··· Data supplied ···

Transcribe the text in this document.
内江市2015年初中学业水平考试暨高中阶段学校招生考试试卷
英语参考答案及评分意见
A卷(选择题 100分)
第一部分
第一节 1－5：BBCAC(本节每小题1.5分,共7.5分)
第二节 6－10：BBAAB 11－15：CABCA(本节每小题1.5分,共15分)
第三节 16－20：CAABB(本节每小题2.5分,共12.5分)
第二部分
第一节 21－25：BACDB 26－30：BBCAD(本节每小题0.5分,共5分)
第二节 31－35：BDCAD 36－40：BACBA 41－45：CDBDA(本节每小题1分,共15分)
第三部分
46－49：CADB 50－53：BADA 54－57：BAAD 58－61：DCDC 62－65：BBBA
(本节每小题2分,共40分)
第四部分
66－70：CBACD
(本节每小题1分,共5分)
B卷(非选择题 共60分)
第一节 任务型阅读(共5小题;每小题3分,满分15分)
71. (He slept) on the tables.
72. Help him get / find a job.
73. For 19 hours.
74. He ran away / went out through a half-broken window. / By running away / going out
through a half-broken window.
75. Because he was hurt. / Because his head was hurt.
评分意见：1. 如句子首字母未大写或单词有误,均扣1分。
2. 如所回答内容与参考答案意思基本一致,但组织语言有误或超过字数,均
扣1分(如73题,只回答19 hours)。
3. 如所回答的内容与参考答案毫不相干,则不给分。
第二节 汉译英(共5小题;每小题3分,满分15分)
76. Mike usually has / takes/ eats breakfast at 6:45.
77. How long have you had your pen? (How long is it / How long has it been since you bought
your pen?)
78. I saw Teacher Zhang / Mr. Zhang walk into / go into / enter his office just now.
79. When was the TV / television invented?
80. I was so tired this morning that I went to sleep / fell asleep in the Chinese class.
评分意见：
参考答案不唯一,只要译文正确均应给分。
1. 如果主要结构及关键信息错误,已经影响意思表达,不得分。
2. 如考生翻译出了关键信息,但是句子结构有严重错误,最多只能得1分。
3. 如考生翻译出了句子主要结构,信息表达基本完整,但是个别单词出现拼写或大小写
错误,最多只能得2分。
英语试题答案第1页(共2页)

···

Exercise:
Pull out all lines containing the word "went" from the entries above.

The answer:
74. He ran away / went out through a half-broken window. / By running away / going out
80. I was so tired this morning that I went to sleep / fell asleep in the Chinese class.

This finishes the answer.